Written task: From the listing below, extract every line in which the word "الاتية" appears.

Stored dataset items
■ ■ ■
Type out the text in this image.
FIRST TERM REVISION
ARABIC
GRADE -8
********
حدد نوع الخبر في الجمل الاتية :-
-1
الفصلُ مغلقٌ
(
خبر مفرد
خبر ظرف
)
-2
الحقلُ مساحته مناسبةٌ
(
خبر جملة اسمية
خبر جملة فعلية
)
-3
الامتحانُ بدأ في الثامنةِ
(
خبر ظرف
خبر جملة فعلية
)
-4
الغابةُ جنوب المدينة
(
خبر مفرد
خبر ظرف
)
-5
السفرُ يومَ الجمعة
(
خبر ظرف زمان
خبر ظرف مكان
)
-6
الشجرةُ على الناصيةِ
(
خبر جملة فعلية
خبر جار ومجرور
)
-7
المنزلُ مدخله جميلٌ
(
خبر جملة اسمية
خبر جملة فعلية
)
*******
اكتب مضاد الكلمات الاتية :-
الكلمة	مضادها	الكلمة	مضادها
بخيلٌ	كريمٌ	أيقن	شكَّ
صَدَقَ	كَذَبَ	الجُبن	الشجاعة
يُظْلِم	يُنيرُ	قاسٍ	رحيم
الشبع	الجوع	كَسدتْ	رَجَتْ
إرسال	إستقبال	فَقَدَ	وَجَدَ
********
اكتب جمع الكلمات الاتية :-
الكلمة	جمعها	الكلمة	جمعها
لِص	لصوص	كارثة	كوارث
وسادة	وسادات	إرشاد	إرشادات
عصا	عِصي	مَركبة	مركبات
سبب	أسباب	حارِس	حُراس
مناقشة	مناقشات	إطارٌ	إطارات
■ ■ ■
Written answer:
حدد نوع الخبر في الجمل الاتية :-
اكتب مضاد الكلمات الاتية :-
اكتب جمع الكلمات الاتية :-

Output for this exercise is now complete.